→ AIM OF THE TASK: Write out the whole listing, matching it exactly.

++++ RECORDS TO USE ++++

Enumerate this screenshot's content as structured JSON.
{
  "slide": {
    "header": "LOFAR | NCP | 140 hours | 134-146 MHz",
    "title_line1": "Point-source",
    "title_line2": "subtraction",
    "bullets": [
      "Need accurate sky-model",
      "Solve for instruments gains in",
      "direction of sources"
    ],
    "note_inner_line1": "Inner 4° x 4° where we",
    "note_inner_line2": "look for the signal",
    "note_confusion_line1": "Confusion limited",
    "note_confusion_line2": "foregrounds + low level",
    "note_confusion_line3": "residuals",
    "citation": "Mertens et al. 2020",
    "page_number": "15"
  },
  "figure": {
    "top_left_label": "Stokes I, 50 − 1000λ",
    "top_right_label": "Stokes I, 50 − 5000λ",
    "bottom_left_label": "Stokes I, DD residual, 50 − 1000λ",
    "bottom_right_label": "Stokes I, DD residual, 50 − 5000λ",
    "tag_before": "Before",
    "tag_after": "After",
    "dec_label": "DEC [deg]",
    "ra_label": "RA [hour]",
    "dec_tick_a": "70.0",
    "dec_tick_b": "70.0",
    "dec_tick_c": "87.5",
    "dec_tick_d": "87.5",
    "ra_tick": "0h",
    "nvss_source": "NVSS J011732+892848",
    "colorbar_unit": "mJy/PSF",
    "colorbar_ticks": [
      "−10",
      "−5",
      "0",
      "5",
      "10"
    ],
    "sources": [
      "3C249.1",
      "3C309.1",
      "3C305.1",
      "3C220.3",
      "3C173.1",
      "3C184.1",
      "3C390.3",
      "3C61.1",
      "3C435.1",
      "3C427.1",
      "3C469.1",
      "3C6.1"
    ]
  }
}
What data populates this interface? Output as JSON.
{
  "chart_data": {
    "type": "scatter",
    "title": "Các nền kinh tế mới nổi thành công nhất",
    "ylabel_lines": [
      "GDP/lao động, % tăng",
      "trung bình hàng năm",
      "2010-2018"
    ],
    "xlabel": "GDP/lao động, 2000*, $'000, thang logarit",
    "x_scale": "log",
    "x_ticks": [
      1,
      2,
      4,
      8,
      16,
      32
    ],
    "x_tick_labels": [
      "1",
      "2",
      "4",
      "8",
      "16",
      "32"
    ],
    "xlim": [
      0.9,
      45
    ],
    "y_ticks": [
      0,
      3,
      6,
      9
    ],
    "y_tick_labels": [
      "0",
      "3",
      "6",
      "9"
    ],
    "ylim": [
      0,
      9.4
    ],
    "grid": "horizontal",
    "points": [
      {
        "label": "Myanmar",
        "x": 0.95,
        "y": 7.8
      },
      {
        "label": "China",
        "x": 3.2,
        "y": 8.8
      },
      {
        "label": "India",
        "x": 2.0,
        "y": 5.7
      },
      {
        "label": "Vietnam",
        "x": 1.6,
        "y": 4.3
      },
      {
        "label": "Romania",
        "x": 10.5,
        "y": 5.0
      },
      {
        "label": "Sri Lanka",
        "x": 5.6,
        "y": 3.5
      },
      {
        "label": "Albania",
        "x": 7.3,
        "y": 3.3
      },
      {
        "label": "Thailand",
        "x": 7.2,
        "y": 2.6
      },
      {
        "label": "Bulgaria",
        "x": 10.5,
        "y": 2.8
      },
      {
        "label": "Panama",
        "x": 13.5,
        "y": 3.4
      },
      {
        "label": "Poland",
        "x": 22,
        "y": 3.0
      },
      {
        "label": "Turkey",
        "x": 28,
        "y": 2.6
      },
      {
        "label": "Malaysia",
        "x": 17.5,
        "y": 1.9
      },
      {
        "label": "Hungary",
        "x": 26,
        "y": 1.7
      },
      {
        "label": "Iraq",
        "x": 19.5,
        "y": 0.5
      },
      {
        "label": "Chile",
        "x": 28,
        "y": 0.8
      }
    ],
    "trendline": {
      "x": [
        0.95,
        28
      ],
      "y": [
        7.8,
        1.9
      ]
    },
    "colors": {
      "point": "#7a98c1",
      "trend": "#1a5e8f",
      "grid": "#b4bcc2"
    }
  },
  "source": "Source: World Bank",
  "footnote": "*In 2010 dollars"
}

++++

→ THE COMPLETED TASK:
Enumerate this screenshot's content as structured JSON.
{
  "slide": {
    "header": "LOFAR | NCP | 140 hours | 134-146 MHz",
    "title_line1": "Point-source",
    "title_line2": "subtraction",
    "bullets": [
      "Need accurate sky-model",
      "Solve for instruments gains in",
      "direction of sources"
    ],
    "note_inner_line1": "Inner 4° x 4° where we",
    "note_inner_line2": "look for the signal",
    "note_confusion_line1": "Confusion limited",
    "note_confusion_line2": "foregrounds + low level",
    "note_confusion_line3": "residuals",
    "citation": "Mertens et al. 2020",
    "page_number": "15"
  },
  "figure": {
    "top_left_label": "Stokes I, 50 − 1000λ",
    "top_right_label": "Stokes I, 50 − 5000λ",
    "bottom_left_label": "Stokes I, DD residual, 50 − 1000λ",
    "bottom_right_label": "Stokes I, DD residual, 50 − 5000λ",
    "tag_before": "Before",
    "tag_after": "After",
    "dec_label": "DEC [deg]",
    "ra_label": "RA [hour]",
    "dec_tick_a": "70.0",
    "dec_tick_b": "70.0",
    "dec_tick_c": "87.5",
    "dec_tick_d": "87.5",
    "ra_tick": "0h",
    "nvss_source": "NVSS J011732+892848",
    "colorbar_unit": "mJy/PSF",
    "colorbar_ticks": [
      "−10",
      "−5",
      "0",
      "5",
      "10"
    ],
    "sources": [
      "3C249.1",
      "3C309.1",
      "3C305.1",
      "3C220.3",
      "3C173.1",
      "3C184.1",
      "3C390.3",
      "3C61.1",
      "3C435.1",
      "3C427.1",
      "3C469.1",
      "3C6.1"
    ]
  }
}
What data populates this interface? Output as JSON.
{
  "chart_data": {
    "type": "scatter",
    "title": "Các nền kinh tế mới nổi thành công nhất",
    "ylabel_lines": [
      "GDP/lao động, % tăng",
      "trung bình hàng năm",
      "2010-2018"
    ],
    "xlabel": "GDP/lao động, 2000*, $'000, thang logarit",
    "x_scale": "log",
    "x_ticks": [
      1,
      2,
      4,
      8,
      16,
      32
    ],
    "x_tick_labels": [
      "1",
      "2",
      "4",
      "8",
      "16",
      "32"
    ],
    "xlim": [
      0.9,
      45
    ],
    "y_ticks": [
      0,
      3,
      6,
      9
    ],
    "y_tick_labels": [
      "0",
      "3",
      "6",
      "9"
    ],
    "ylim": [
      0,
      9.4
    ],
    "grid": "horizontal",
    "points": [
      {
        "label": "Myanmar",
        "x": 0.95,
        "y": 7.8
      },
      {
        "label": "China",
        "x": 3.2,
        "y": 8.8
      },
      {
        "label": "India",
        "x": 2.0,
        "y": 5.7
      },
      {
        "label": "Vietnam",
        "x": 1.6,
        "y": 4.3
      },
      {
        "label": "Romania",
        "x": 10.5,
        "y": 5.0
      },
      {
        "label": "Sri Lanka",
        "x": 5.6,
        "y": 3.5
      },
      {
        "label": "Albania",
        "x": 7.3,
        "y": 3.3
      },
      {
        "label": "Thailand",
        "x": 7.2,
        "y": 2.6
      },
      {
        "label": "Bulgaria",
        "x": 10.5,
        "y": 2.8
      },
      {
        "label": "Panama",
        "x": 13.5,
        "y": 3.4
      },
      {
        "label": "Poland",
        "x": 22,
        "y": 3.0
      },
      {
        "label": "Turkey",
        "x": 28,
        "y": 2.6
      },
      {
        "label": "Malaysia",
        "x": 17.5,
        "y": 1.9
      },
      {
        "label": "Hungary",
        "x": 26,
        "y": 1.7
      },
      {
        "label": "Iraq",
        "x": 19.5,
        "y": 0.5
      },
      {
        "label": "Chile",
        "x": 28,
        "y": 0.8
      }
    ],
    "trendline": {
      "x": [
        0.95,
        28
      ],
      "y": [
        7.8,
        1.9
      ]
    },
    "colors": {
      "point": "#7a98c1",
      "trend": "#1a5e8f",
      "grid": "#b4bcc2"
    }
  },
  "source": "Source: World Bank",
  "footnote": "*In 2010 dollars"
}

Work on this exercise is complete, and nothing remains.